YOUR OBJECTIVE: Reproduce the material word for word; the images stay out.

TASK INPUTS:
****************************************

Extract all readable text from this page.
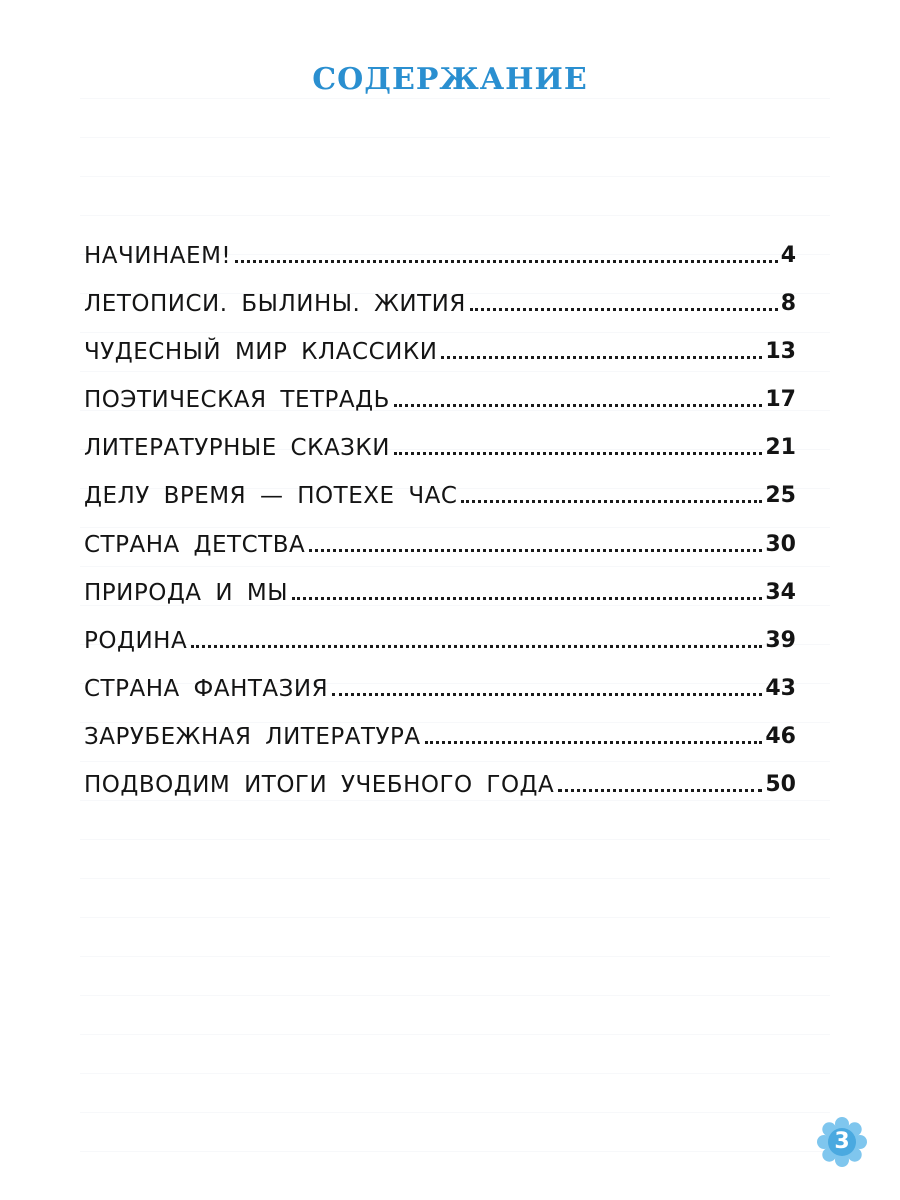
СОДЕРЖАНИЕ
НАЧИНАЕМ!	4
ЛЕТОПИСИ. БЫЛИНЫ. ЖИТИЯ	8
ЧУДЕСНЫЙ МИР КЛАССИКИ	13
ПОЭТИЧЕСКАЯ ТЕТРАДЬ	17
ЛИТЕРАТУРНЫЕ СКАЗКИ	21
ДЕЛУ ВРЕМЯ — ПОТЕХЕ ЧАС	25
СТРАНА ДЕТСТВА	30
ПРИРОДА И МЫ	34
РОДИНА	39
СТРАНА ФАНТАЗИЯ	43
ЗАРУБЕЖНАЯ ЛИТЕРАТУРА	46
ПОДВОДИМ ИТОГИ УЧЕБНОГО ГОДА	50
3
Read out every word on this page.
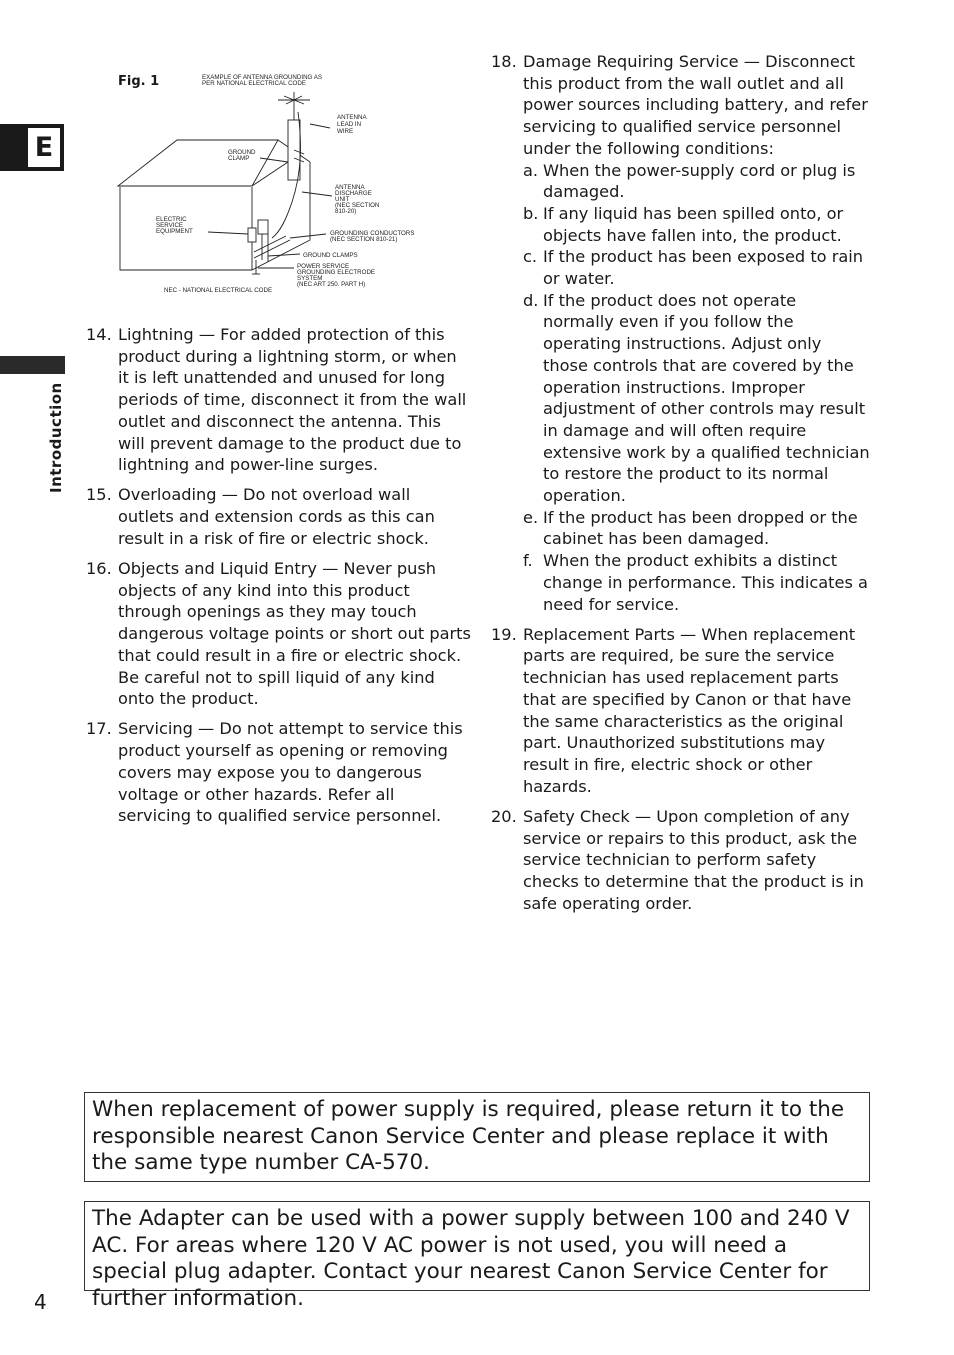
E
Introduction
Fig. 1	EXAMPLE OF ANTENNA GROUNDING AS
PER NATIONAL ELECTRICAL CODE
ANTENNA
LEAD IN
WIRE
GROUND
CLAMP
ANTENNA
DISCHARGE
UNIT
(NEC SECTION
810-20)
ELECTRIC
SERVICE
EQUIPMENT	GROUNDING CONDUCTORS
(NEC SECTION 810-21)
GROUND CLAMPS
POWER SERVICE
GROUNDING ELECTRODE
SYSTEM
(NEC ART 250. PART H)
NEC - NATIONAL ELECTRICAL CODE
14. Lightning — For added protection of this product during a lightning storm, or when it is left unattended and unused for long periods of time, disconnect it from the wall outlet and disconnect the antenna. This will prevent damage to the product due to lightning and power-line surges.
15. Overloading — Do not overload wall outlets and extension cords as this can result in a risk of fire or electric shock.
16. Objects and Liquid Entry — Never push objects of any kind into this product through openings as they may touch dangerous voltage points or short out parts that could result in a fire or electric shock. Be careful not to spill liquid of any kind onto the product.
17. Servicing — Do not attempt to service this product yourself as opening or removing covers may expose you to dangerous voltage or other hazards. Refer all servicing to qualified service personnel.
18. Damage Requiring Service — Disconnect this product from the wall outlet and all power sources including battery, and refer servicing to qualified service personnel under the following conditions:
a. When the power-supply cord or plug is damaged.
b. If any liquid has been spilled onto, or objects have fallen into, the product.
c. If the product has been exposed to rain or water.
d. If the product does not operate normally even if you follow the operating instructions. Adjust only those controls that are covered by the operation instructions. Improper adjustment of other controls may result in damage and will often require extensive work by a qualified technician to restore the product to its normal operation.
e. If the product has been dropped or the cabinet has been damaged.
f. When the product exhibits a distinct change in performance. This indicates a need for service.
19. Replacement Parts — When replacement parts are required, be sure the service technician has used replacement parts that are specified by Canon or that have the same characteristics as the original part. Unauthorized substitutions may result in fire, electric shock or other hazards.
20. Safety Check — Upon completion of any service or repairs to this product, ask the service technician to perform safety checks to determine that the product is in safe operating order.
When replacement of power supply is required, please return it to the responsible nearest Canon Service Center and please replace it with the same type number CA-570.
The Adapter can be used with a power supply between 100 and 240 V AC. For areas where 120 V AC power is not used, you will need a special plug adapter. Contact your nearest Canon Service Center for further information.
4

****************************************

SOLVED EXERCISE:
Extract all readable text from this page.
СОДЕРЖАНИЕ
НАЧИНАЕМ!	4
ЛЕТОПИСИ. БЫЛИНЫ. ЖИТИЯ	8
ЧУДЕСНЫЙ МИР КЛАССИКИ	13
ПОЭТИЧЕСКАЯ ТЕТРАДЬ	17
ЛИТЕРАТУРНЫЕ СКАЗКИ	21
ДЕЛУ ВРЕМЯ — ПОТЕХЕ ЧАС	25
СТРАНА ДЕТСТВА	30
ПРИРОДА И МЫ	34
РОДИНА	39
СТРАНА ФАНТАЗИЯ	43
ЗАРУБЕЖНАЯ ЛИТЕРАТУРА	46
ПОДВОДИМ ИТОГИ УЧЕБНОГО ГОДА	50
3
Read out every word on this page.
E
Introduction
Fig. 1	EXAMPLE OF ANTENNA GROUNDING AS
PER NATIONAL ELECTRICAL CODE
ANTENNA
LEAD IN
WIRE
GROUND
CLAMP
ANTENNA
DISCHARGE
UNIT
(NEC SECTION
810-20)
ELECTRIC
SERVICE
EQUIPMENT	GROUNDING CONDUCTORS
(NEC SECTION 810-21)
GROUND CLAMPS
POWER SERVICE
GROUNDING ELECTRODE
SYSTEM
(NEC ART 250. PART H)
NEC - NATIONAL ELECTRICAL CODE
14. Lightning — For added protection of this product during a lightning storm, or when it is left unattended and unused for long periods of time, disconnect it from the wall outlet and disconnect the antenna. This will prevent damage to the product due to lightning and power-line surges.
15. Overloading — Do not overload wall outlets and extension cords as this can result in a risk of fire or electric shock.
16. Objects and Liquid Entry — Never push objects of any kind into this product through openings as they may touch dangerous voltage points or short out parts that could result in a fire or electric shock. Be careful not to spill liquid of any kind onto the product.
17. Servicing — Do not attempt to service this product yourself as opening or removing covers may expose you to dangerous voltage or other hazards. Refer all servicing to qualified service personnel.
18. Damage Requiring Service — Disconnect this product from the wall outlet and all power sources including battery, and refer servicing to qualified service personnel under the following conditions:
a. When the power-supply cord or plug is damaged.
b. If any liquid has been spilled onto, or objects have fallen into, the product.
c. If the product has been exposed to rain or water.
d. If the product does not operate normally even if you follow the operating instructions. Adjust only those controls that are covered by the operation instructions. Improper adjustment of other controls may result in damage and will often require extensive work by a qualified technician to restore the product to its normal operation.
e. If the product has been dropped or the cabinet has been damaged.
f. When the product exhibits a distinct change in performance. This indicates a need for service.
19. Replacement Parts — When replacement parts are required, be sure the service technician has used replacement parts that are specified by Canon or that have the same characteristics as the original part. Unauthorized substitutions may result in fire, electric shock or other hazards.
20. Safety Check — Upon completion of any service or repairs to this product, ask the service technician to perform safety checks to determine that the product is in safe operating order.
When replacement of power supply is required, please return it to the responsible nearest Canon Service Center and please replace it with the same type number CA-570.
The Adapter can be used with a power supply between 100 and 240 V AC. For areas where 120 V AC power is not used, you will need a special plug adapter. Contact your nearest Canon Service Center for further information.
4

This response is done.